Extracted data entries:
------

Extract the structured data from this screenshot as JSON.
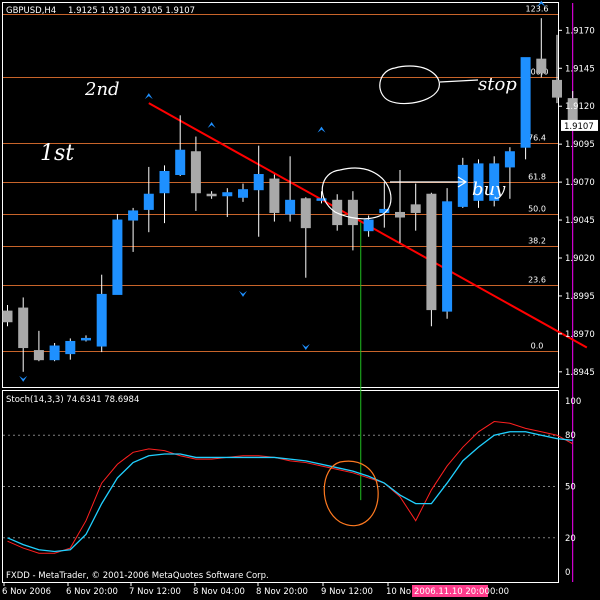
{
  "header": {
    "symbol": "GBPUSD,H4",
    "ohlc": "1.9125 1.9130 1.9105 1.9107"
  },
  "colors": {
    "background": "#000000",
    "frame": "#ffffff",
    "bull": "#1e90ff",
    "bear": "#a9a9a9",
    "doji": "#ffffff",
    "fib": "#c8642a",
    "trendline": "#ff0000",
    "stoch_main": "#ff2020",
    "stoch_signal": "#20d0ff",
    "current_line": "#ff00ff",
    "price_label_bg": "#ffffff",
    "date_label_bg": "#ff3c8c",
    "fractal": "#1e90ff",
    "vertical_marker": "#20c020",
    "annotation": "#ffffff",
    "circle_stoch": "#ff7a20"
  },
  "price_axis": {
    "min": 1.8935,
    "max": 1.9188,
    "ticks": [
      "1.9170",
      "1.9145",
      "1.9120",
      "1.9095",
      "1.9070",
      "1.9045",
      "1.9020",
      "1.8995",
      "1.8970",
      "1.8945"
    ],
    "current_label": "1.9107",
    "current_value": 1.9107
  },
  "fib_levels": [
    {
      "label": "123.6",
      "price": 1.9181
    },
    {
      "label": "100.0",
      "price": 1.9139
    },
    {
      "label": "76.4",
      "price": 1.9096
    },
    {
      "label": "61.8",
      "price": 1.907
    },
    {
      "label": "50.0",
      "price": 1.9049
    },
    {
      "label": "38.2",
      "price": 1.9028
    },
    {
      "label": "23.6",
      "price": 1.9002
    },
    {
      "label": "0.0",
      "price": 1.8959
    }
  ],
  "time_axis": {
    "labels": [
      "6 Nov 2006",
      "6 Nov 20:00",
      "7 Nov 12:00",
      "8 Nov 04:00",
      "8 Nov 20:00",
      "9 Nov 12:00",
      "10 No"
    ],
    "highlight_label": "2006.11.10 20:00",
    "tail_label": "0:00"
  },
  "chart_data": {
    "type": "candlestick",
    "symbol": "GBPUSD,H4",
    "candles": [
      {
        "o": 1.8985,
        "h": 1.8989,
        "l": 1.8975,
        "c": 1.8978
      },
      {
        "o": 1.8987,
        "h": 1.8994,
        "l": 1.8945,
        "c": 1.8961
      },
      {
        "o": 1.8959,
        "h": 1.8972,
        "l": 1.8952,
        "c": 1.8953
      },
      {
        "o": 1.8953,
        "h": 1.8964,
        "l": 1.8952,
        "c": 1.8962
      },
      {
        "o": 1.8957,
        "h": 1.8967,
        "l": 1.8953,
        "c": 1.8965
      },
      {
        "o": 1.8966,
        "h": 1.8969,
        "l": 1.8965,
        "c": 1.8967
      },
      {
        "o": 1.8962,
        "h": 1.9009,
        "l": 1.8958,
        "c": 1.8996
      },
      {
        "o": 1.8996,
        "h": 1.9049,
        "l": 1.8996,
        "c": 1.9045
      },
      {
        "o": 1.9045,
        "h": 1.9053,
        "l": 1.9024,
        "c": 1.9051
      },
      {
        "o": 1.9052,
        "h": 1.908,
        "l": 1.9037,
        "c": 1.9062
      },
      {
        "o": 1.9063,
        "h": 1.9081,
        "l": 1.9043,
        "c": 1.9077
      },
      {
        "o": 1.9075,
        "h": 1.9114,
        "l": 1.9074,
        "c": 1.9091
      },
      {
        "o": 1.909,
        "h": 1.91,
        "l": 1.9051,
        "c": 1.9063
      },
      {
        "o": 1.9062,
        "h": 1.9064,
        "l": 1.9059,
        "c": 1.9061
      },
      {
        "o": 1.9061,
        "h": 1.9066,
        "l": 1.9047,
        "c": 1.9063
      },
      {
        "o": 1.906,
        "h": 1.9069,
        "l": 1.9057,
        "c": 1.9065
      },
      {
        "o": 1.9065,
        "h": 1.9094,
        "l": 1.9034,
        "c": 1.9075
      },
      {
        "o": 1.9072,
        "h": 1.9075,
        "l": 1.9044,
        "c": 1.905
      },
      {
        "o": 1.9049,
        "h": 1.9087,
        "l": 1.9044,
        "c": 1.9058
      },
      {
        "o": 1.9059,
        "h": 1.906,
        "l": 1.9007,
        "c": 1.904
      },
      {
        "o": 1.9058,
        "h": 1.9064,
        "l": 1.9056,
        "c": 1.9059
      },
      {
        "o": 1.9058,
        "h": 1.9062,
        "l": 1.9038,
        "c": 1.9042
      },
      {
        "o": 1.9058,
        "h": 1.9064,
        "l": 1.9025,
        "c": 1.9042
      },
      {
        "o": 1.9038,
        "h": 1.9048,
        "l": 1.9034,
        "c": 1.9045
      },
      {
        "o": 1.905,
        "h": 1.907,
        "l": 1.904,
        "c": 1.9052
      },
      {
        "o": 1.905,
        "h": 1.9078,
        "l": 1.903,
        "c": 1.9047
      },
      {
        "o": 1.9055,
        "h": 1.9069,
        "l": 1.9038,
        "c": 1.905
      },
      {
        "o": 1.9062,
        "h": 1.9063,
        "l": 1.8975,
        "c": 1.8986
      },
      {
        "o": 1.8985,
        "h": 1.9066,
        "l": 1.898,
        "c": 1.9057
      },
      {
        "o": 1.9054,
        "h": 1.9086,
        "l": 1.9053,
        "c": 1.9081
      },
      {
        "o": 1.9058,
        "h": 1.9085,
        "l": 1.9053,
        "c": 1.9082
      },
      {
        "o": 1.9058,
        "h": 1.9087,
        "l": 1.9054,
        "c": 1.9082
      },
      {
        "o": 1.908,
        "h": 1.9093,
        "l": 1.9059,
        "c": 1.909
      },
      {
        "o": 1.9093,
        "h": 1.9151,
        "l": 1.9085,
        "c": 1.9152
      },
      {
        "o": 1.9151,
        "h": 1.9178,
        "l": 1.9139,
        "c": 1.9142
      },
      {
        "o": 1.9137,
        "h": 1.9167,
        "l": 1.9122,
        "c": 1.9126
      },
      {
        "o": 1.9125,
        "h": 1.913,
        "l": 1.9105,
        "c": 1.9107
      }
    ],
    "trendline": [
      {
        "bar": 9,
        "price": 1.9122
      },
      {
        "bar": 36.9,
        "price": 1.8961
      }
    ],
    "fractals": [
      {
        "bar": 1,
        "price": 1.8945,
        "dir": "down"
      },
      {
        "bar": 9,
        "price": 1.9122,
        "dir": "up"
      },
      {
        "bar": 13,
        "price": 1.9103,
        "dir": "up"
      },
      {
        "bar": 15,
        "price": 1.9001,
        "dir": "down"
      },
      {
        "bar": 20,
        "price": 1.91,
        "dir": "up"
      },
      {
        "bar": 19,
        "price": 1.8966,
        "dir": "down"
      },
      {
        "bar": 34,
        "price": 1.9183,
        "dir": "up"
      }
    ],
    "stochastic": {
      "label": "Stoch(14,3,3) 74.6341 78.6984",
      "ylim": [
        0,
        100
      ],
      "levels": [
        20,
        50,
        80
      ],
      "axis_labels": [
        "100",
        "80",
        "50",
        "20",
        "0"
      ],
      "main": [
        18,
        14,
        11,
        11,
        14,
        30,
        52,
        63,
        70,
        72,
        71,
        68,
        66,
        66,
        67,
        68,
        68,
        67,
        65,
        64,
        62,
        60,
        58,
        55,
        52,
        44,
        30,
        48,
        62,
        73,
        82,
        88,
        87,
        84,
        82,
        80,
        75
      ],
      "signal": [
        20,
        16,
        13,
        12,
        13,
        22,
        40,
        55,
        64,
        68,
        69,
        69,
        67,
        67,
        67,
        67,
        67,
        67,
        66,
        65,
        63,
        61,
        59,
        56,
        52,
        45,
        40,
        40,
        52,
        65,
        73,
        80,
        82,
        82,
        80,
        78,
        77
      ]
    }
  },
  "annotations": {
    "second": "2nd",
    "first": "1st",
    "stop": "stop",
    "buy": "buy"
  },
  "watermark": "FXDD - MetaTrader, © 2001-2006 MetaQuotes Software Corp."
}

------

PROBLEM>
Go through the listing above and pull out each line containing the word "ffffff".

RESULT BELOW>
    "frame": "#ffffff",
    "doji": "#ffffff",
    "price_label_bg": "#ffffff",
    "annotation": "#ffffff",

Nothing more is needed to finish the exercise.